## start Given entries

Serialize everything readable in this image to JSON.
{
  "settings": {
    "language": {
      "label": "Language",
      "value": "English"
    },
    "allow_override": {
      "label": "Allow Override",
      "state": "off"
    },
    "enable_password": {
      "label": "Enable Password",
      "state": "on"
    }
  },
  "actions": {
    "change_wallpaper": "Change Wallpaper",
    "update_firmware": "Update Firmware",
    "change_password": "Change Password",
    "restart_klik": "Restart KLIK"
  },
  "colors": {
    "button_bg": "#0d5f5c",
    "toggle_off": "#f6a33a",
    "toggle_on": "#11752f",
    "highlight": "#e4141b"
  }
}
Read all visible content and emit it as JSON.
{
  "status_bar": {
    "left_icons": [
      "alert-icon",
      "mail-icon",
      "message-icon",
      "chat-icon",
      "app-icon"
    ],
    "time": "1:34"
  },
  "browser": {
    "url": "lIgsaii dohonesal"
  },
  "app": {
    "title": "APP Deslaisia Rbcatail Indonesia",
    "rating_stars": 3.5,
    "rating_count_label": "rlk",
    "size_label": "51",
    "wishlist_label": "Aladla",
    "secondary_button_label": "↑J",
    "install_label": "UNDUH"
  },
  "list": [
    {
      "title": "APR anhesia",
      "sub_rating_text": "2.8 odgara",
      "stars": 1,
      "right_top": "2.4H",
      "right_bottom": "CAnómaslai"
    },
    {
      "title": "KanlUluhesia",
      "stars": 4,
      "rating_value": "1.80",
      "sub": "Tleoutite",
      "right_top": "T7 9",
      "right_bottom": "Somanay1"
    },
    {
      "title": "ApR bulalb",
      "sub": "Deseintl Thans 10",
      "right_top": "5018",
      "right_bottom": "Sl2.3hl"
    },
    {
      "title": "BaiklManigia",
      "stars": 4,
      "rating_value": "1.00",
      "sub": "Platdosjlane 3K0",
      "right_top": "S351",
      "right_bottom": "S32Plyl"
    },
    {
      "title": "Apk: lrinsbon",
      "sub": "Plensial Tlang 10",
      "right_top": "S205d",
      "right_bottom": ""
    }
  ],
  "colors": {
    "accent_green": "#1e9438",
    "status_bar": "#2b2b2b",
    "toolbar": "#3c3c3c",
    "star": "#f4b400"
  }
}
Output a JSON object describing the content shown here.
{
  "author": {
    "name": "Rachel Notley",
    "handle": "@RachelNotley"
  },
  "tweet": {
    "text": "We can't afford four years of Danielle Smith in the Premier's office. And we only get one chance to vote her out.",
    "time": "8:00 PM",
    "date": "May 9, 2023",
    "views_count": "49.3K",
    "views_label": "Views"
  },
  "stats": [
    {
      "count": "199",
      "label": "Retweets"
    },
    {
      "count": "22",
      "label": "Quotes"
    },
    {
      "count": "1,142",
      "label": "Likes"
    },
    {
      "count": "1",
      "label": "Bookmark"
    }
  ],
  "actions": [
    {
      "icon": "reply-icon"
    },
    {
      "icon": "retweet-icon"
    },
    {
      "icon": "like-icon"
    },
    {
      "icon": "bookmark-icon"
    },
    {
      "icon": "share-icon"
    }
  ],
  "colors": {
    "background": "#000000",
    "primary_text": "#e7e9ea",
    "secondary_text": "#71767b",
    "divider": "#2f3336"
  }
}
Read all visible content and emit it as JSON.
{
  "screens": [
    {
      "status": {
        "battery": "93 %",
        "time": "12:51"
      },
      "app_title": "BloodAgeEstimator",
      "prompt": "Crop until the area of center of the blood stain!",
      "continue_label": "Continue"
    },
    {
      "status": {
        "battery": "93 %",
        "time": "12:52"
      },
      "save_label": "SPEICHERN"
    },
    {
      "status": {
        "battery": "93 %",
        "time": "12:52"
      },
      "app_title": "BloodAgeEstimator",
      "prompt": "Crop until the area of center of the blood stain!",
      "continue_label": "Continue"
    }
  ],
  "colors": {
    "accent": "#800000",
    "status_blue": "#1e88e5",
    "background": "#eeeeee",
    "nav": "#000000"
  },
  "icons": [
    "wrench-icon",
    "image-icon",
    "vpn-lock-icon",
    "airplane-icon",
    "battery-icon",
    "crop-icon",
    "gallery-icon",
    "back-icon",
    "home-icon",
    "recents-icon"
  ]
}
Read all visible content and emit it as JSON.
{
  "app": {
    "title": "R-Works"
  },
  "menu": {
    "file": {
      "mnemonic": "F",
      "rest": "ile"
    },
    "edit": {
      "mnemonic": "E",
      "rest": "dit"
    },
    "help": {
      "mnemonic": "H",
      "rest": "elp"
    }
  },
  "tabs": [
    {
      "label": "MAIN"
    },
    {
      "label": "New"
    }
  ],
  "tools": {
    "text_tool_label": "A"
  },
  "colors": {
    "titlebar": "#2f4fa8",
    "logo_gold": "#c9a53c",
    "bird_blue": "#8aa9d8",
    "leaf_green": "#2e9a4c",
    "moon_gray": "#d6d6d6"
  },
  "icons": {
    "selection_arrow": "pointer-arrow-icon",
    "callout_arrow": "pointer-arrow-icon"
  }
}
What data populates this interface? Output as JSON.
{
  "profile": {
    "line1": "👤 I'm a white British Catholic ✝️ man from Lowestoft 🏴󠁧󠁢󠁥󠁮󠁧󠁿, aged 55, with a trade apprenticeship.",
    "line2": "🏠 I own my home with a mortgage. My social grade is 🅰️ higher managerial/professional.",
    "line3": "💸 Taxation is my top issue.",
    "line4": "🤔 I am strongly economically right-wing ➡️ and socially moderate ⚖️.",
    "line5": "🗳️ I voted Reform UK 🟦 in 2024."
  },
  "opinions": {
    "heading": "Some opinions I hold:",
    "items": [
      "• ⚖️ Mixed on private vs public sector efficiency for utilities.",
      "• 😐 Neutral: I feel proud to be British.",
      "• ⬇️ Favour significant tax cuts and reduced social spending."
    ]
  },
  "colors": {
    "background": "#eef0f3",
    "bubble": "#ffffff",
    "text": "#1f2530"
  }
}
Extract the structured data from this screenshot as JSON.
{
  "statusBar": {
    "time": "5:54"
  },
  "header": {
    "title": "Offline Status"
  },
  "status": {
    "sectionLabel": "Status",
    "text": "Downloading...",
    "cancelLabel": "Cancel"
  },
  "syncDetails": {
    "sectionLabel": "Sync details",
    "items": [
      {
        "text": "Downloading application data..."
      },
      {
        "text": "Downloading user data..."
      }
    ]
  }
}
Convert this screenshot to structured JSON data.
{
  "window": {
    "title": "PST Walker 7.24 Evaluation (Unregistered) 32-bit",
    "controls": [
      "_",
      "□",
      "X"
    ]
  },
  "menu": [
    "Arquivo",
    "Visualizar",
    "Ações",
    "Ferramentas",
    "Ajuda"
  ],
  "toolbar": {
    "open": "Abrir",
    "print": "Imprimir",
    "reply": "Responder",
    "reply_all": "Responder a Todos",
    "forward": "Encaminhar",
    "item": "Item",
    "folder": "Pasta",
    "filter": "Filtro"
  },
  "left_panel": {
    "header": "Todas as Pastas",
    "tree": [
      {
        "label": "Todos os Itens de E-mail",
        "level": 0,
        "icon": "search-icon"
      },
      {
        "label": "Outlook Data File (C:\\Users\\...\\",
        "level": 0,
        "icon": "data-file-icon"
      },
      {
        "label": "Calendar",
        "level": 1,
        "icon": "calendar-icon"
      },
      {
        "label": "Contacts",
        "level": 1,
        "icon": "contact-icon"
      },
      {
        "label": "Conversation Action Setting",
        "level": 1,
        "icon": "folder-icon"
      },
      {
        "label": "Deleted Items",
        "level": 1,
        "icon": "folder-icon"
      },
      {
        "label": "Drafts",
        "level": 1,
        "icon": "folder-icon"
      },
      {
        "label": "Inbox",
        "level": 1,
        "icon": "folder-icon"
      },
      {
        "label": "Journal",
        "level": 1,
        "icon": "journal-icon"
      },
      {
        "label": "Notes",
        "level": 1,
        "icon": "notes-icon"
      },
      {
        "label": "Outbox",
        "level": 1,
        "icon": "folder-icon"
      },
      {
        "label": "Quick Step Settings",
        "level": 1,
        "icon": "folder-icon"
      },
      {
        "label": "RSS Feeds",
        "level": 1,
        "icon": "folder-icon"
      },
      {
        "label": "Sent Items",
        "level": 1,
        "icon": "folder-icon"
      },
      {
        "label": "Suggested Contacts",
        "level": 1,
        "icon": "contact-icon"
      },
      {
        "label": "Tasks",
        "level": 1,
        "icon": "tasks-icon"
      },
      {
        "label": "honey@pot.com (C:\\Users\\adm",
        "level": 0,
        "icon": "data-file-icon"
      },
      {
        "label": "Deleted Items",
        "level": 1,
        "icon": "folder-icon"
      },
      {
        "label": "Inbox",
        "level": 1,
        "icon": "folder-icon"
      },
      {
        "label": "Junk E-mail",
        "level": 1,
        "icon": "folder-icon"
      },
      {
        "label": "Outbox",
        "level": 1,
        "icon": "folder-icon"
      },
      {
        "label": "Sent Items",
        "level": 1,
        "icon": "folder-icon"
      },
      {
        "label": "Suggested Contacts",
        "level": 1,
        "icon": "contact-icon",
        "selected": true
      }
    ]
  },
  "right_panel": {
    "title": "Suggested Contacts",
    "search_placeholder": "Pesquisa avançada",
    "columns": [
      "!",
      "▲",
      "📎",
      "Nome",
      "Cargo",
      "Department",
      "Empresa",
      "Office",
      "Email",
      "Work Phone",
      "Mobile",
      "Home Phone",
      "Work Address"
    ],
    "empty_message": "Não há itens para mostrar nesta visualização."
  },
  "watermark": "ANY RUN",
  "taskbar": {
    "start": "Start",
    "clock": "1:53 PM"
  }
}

## end Given entries

## Exercise:
Select every line in the records above that contains the word "opinions".

## Completed task:
  "opinions": {
    "heading": "Some opinions I hold:",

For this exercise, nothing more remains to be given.